OBJECTIVE: Pull out every line below that holds the word "История".

DATASET EXCERPTS:
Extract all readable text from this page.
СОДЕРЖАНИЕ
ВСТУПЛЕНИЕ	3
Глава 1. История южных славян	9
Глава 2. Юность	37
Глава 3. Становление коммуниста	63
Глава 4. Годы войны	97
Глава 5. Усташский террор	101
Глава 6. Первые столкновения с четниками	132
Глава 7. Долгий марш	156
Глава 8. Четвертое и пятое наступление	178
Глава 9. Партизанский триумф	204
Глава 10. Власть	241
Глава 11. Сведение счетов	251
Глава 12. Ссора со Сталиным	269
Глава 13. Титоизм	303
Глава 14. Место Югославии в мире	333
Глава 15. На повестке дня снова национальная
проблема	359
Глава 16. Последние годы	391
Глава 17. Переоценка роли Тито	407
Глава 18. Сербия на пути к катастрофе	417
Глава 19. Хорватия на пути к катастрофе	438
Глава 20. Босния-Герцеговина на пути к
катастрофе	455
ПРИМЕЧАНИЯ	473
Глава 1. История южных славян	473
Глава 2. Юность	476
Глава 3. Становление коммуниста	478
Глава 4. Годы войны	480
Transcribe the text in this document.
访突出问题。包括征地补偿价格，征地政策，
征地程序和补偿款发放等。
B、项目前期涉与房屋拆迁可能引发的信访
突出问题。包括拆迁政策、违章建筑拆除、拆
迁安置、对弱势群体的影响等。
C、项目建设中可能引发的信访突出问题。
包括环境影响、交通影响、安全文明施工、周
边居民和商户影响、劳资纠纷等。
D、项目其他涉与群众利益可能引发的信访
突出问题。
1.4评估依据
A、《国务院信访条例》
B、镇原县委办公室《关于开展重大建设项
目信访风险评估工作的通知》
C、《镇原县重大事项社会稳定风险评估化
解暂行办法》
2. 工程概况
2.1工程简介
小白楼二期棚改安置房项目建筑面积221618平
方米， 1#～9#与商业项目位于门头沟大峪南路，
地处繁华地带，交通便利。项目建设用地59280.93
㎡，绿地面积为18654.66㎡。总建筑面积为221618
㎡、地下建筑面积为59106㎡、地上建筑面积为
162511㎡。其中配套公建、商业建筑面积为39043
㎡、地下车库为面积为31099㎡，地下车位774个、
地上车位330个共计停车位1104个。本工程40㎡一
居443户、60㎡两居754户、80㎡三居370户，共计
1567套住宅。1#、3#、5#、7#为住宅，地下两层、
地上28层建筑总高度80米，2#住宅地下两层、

OUTPUT:
Глава 1. История южных славян	9
Глава 1. История южных славян	473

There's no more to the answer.